## EXERCISE AIM:
Extract, without alteration, every line of the material from its first line through the line containing "paragraph-5: 5. Пособие", inclusive.

Annotated region listings:
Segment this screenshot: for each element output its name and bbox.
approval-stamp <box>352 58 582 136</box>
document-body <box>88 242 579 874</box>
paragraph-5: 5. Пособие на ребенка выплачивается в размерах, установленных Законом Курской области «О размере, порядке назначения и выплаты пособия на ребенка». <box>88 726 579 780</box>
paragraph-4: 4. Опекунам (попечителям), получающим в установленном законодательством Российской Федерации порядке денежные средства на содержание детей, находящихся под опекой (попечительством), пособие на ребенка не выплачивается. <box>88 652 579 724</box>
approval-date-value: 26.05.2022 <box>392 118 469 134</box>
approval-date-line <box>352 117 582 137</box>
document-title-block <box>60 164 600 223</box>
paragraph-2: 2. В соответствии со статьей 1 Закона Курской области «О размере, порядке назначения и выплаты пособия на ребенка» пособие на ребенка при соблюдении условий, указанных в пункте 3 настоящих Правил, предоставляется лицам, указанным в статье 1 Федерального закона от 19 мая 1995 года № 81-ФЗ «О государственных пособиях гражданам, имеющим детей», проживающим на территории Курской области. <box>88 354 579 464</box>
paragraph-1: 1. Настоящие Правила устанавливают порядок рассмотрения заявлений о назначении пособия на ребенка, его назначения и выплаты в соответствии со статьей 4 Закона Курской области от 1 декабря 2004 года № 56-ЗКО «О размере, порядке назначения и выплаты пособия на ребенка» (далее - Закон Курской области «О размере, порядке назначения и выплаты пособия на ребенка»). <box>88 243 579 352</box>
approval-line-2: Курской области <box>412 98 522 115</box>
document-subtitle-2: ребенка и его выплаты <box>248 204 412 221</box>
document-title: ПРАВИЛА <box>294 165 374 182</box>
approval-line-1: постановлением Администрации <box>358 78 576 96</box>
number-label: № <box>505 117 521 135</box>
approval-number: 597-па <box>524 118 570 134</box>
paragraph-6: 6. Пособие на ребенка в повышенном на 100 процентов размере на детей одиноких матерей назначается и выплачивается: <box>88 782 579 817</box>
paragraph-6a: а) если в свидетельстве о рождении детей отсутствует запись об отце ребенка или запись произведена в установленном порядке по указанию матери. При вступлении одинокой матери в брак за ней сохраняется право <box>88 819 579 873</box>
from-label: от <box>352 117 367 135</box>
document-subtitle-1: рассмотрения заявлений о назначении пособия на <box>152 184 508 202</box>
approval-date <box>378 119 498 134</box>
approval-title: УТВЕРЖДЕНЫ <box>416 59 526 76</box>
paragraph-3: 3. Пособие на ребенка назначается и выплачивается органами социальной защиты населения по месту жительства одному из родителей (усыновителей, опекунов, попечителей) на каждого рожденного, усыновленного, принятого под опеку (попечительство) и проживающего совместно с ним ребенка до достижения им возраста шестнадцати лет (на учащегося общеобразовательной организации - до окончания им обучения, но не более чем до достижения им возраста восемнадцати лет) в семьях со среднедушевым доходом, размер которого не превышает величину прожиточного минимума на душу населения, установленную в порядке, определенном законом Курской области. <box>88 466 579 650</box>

## COMPLETED EXERCISE:
Segment this screenshot: for each element output its name and bbox.
approval-stamp <box>352 58 582 136</box>
document-body <box>88 242 579 874</box>
paragraph-5: 5. Пособие на ребенка выплачивается в размерах, установленных Законом Курской области «О размере, порядке назначения и выплаты пособия на ребенка». <box>88 726 579 780</box>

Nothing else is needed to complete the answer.